__Stated task__. Copy out each line of the data that holds the word "annotation".

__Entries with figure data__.
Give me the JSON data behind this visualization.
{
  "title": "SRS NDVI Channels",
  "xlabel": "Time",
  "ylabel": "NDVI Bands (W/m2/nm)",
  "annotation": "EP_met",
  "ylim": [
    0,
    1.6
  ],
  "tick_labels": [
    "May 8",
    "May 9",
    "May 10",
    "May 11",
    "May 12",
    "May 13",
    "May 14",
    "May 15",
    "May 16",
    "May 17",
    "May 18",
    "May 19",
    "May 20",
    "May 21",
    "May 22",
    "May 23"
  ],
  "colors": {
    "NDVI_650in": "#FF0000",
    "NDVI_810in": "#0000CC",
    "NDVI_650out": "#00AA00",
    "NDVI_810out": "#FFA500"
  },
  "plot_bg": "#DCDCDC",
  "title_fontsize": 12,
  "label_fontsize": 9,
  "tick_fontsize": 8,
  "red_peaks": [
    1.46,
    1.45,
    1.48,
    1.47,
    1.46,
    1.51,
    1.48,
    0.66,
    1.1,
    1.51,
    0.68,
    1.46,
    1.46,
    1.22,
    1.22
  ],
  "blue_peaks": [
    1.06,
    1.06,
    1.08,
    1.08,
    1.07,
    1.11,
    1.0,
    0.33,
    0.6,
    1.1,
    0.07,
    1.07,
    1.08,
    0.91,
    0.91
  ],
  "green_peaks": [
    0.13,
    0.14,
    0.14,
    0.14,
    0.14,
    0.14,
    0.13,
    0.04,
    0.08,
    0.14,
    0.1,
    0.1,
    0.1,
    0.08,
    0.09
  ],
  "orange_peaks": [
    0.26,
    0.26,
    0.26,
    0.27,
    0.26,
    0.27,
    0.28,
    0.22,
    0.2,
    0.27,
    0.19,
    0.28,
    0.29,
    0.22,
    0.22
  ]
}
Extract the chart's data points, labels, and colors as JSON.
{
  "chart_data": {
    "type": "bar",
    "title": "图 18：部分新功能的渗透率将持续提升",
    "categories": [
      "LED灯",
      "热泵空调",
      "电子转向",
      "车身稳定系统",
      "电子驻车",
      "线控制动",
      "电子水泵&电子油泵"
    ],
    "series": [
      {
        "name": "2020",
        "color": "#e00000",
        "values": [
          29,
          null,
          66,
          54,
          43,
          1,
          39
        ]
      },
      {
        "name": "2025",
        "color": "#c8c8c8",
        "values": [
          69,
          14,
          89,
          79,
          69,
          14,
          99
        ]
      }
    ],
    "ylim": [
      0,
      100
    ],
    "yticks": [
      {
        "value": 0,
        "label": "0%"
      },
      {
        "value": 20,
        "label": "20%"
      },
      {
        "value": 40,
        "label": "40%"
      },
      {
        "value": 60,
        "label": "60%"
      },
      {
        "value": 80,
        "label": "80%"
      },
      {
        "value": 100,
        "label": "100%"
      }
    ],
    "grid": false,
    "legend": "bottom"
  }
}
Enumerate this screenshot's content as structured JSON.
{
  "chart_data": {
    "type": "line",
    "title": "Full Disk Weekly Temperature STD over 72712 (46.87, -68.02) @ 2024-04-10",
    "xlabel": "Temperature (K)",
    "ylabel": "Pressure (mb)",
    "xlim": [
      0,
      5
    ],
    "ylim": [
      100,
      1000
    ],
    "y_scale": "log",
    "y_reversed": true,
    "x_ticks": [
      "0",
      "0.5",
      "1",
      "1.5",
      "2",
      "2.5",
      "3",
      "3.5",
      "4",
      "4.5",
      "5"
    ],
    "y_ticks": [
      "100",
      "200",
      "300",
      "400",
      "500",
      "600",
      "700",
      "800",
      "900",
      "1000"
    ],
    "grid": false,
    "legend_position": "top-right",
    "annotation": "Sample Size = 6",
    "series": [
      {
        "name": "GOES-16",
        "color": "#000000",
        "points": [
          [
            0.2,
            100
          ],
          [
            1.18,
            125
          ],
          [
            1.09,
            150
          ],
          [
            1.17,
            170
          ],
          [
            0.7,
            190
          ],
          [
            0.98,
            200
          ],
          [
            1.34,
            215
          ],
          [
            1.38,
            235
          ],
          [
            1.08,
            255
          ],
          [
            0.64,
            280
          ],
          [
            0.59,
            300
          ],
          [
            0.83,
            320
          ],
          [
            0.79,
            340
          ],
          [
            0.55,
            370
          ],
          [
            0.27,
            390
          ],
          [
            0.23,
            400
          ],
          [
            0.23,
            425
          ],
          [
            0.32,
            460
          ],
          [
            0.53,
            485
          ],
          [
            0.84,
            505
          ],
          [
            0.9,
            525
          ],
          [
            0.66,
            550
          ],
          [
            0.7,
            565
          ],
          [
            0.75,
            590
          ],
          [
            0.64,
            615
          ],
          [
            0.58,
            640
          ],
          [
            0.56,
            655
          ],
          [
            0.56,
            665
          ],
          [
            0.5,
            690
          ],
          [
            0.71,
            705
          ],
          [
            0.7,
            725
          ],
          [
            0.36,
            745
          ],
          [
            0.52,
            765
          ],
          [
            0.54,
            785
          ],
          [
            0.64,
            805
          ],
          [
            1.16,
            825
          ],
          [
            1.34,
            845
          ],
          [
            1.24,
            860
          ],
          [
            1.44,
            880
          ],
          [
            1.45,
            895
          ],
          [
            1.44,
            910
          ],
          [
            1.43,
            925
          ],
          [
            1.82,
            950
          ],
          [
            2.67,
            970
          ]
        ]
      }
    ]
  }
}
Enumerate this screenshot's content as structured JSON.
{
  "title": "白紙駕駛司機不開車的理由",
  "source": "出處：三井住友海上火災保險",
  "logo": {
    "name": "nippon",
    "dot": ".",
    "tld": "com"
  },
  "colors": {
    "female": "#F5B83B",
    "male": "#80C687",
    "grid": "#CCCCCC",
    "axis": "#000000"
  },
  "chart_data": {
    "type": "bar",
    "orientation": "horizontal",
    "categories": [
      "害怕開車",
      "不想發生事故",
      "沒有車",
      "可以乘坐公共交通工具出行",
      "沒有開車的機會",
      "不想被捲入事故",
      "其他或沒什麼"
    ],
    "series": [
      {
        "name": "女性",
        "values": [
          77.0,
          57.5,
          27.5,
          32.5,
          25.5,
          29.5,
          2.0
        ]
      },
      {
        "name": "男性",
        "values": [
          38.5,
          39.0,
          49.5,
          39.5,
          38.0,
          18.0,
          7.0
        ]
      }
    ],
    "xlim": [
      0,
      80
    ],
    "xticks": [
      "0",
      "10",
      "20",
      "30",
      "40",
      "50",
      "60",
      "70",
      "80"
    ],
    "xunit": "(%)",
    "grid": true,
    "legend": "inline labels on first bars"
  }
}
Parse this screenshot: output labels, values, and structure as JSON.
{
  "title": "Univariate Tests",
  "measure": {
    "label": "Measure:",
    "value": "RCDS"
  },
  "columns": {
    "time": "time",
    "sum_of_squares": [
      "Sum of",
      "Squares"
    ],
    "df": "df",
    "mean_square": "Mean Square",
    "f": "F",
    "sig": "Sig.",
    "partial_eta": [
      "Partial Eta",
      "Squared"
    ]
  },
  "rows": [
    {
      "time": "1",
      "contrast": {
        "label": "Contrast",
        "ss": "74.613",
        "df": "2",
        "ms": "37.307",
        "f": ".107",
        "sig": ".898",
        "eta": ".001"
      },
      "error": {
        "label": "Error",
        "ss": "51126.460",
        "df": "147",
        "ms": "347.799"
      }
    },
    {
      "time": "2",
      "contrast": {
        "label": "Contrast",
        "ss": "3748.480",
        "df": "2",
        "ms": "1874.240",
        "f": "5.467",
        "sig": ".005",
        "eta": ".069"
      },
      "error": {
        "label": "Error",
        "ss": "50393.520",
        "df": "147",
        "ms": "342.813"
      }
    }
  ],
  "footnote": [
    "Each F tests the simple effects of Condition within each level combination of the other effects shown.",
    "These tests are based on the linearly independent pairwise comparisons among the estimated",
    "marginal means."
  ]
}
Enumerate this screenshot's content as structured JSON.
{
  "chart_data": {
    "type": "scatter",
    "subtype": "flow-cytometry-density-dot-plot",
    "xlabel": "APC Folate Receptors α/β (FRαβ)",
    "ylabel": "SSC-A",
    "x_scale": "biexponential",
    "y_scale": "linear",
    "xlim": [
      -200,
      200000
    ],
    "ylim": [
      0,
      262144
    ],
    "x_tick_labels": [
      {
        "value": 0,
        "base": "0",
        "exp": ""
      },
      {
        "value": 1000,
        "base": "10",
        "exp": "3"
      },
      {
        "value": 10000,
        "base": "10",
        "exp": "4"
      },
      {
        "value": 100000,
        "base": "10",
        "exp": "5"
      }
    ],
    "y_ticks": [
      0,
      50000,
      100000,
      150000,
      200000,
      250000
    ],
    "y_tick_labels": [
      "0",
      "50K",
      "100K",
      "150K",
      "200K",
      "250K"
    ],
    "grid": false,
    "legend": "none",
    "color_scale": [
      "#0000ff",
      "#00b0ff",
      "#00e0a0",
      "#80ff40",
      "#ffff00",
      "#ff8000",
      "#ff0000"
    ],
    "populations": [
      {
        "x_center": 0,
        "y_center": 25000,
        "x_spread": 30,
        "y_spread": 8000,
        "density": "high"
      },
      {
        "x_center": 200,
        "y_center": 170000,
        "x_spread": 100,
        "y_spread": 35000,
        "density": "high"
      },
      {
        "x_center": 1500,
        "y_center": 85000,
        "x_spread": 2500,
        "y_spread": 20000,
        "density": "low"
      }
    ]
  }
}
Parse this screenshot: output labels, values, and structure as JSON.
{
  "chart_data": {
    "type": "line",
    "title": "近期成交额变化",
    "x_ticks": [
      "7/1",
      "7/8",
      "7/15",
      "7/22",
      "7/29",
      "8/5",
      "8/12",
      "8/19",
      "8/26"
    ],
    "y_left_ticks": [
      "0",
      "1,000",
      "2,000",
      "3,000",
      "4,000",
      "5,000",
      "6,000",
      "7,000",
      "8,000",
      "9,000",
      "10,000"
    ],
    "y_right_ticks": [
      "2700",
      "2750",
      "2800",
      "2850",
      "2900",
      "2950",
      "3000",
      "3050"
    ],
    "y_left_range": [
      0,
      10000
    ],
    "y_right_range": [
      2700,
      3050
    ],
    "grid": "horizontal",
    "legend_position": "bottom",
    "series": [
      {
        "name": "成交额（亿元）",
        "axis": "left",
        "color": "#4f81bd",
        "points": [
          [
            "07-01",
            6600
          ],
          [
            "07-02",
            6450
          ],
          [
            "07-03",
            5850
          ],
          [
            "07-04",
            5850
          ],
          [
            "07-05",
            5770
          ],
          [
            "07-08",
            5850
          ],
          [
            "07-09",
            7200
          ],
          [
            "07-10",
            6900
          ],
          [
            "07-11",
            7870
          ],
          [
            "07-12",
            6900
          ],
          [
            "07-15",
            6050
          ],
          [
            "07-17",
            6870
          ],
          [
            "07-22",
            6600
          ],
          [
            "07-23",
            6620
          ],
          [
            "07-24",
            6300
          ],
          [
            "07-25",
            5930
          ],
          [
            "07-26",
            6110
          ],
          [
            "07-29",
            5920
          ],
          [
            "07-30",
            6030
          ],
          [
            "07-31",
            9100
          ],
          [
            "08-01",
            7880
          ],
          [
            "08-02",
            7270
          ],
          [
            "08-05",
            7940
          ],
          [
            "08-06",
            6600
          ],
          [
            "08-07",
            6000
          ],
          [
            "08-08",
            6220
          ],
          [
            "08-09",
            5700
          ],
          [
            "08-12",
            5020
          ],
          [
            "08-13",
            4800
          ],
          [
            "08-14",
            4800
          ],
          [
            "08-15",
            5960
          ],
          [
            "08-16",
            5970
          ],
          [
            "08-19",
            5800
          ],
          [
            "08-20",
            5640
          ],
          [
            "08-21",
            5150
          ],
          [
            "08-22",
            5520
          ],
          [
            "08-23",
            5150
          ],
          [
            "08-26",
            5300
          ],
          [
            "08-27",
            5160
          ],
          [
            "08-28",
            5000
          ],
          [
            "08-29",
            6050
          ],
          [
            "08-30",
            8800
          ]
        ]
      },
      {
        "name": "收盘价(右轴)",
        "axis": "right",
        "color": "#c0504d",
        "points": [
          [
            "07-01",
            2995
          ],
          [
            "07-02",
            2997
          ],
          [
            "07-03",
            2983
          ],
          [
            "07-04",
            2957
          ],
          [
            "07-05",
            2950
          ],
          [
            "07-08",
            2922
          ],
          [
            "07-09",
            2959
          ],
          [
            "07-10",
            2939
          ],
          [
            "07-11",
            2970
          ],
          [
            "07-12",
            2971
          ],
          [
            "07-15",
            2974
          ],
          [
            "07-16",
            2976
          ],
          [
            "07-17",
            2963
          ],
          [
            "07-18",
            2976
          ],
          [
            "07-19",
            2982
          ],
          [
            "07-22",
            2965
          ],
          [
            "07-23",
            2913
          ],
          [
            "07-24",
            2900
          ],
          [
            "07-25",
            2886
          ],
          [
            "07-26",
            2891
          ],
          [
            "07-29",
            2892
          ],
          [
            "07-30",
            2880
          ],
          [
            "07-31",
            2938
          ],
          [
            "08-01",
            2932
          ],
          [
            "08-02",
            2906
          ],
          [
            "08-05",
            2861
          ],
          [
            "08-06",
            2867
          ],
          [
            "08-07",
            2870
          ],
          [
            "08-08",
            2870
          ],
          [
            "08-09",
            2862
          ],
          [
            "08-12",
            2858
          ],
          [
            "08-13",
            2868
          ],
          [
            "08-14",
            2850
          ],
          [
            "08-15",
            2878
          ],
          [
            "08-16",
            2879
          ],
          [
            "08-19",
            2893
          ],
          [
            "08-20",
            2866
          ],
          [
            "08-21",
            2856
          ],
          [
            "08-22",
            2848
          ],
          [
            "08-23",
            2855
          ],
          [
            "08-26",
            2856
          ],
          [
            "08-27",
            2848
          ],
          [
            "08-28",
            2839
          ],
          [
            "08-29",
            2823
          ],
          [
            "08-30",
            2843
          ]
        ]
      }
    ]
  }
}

__In response__.
  "annotation": "EP_met",
    "annotation": "Sample Size = 6",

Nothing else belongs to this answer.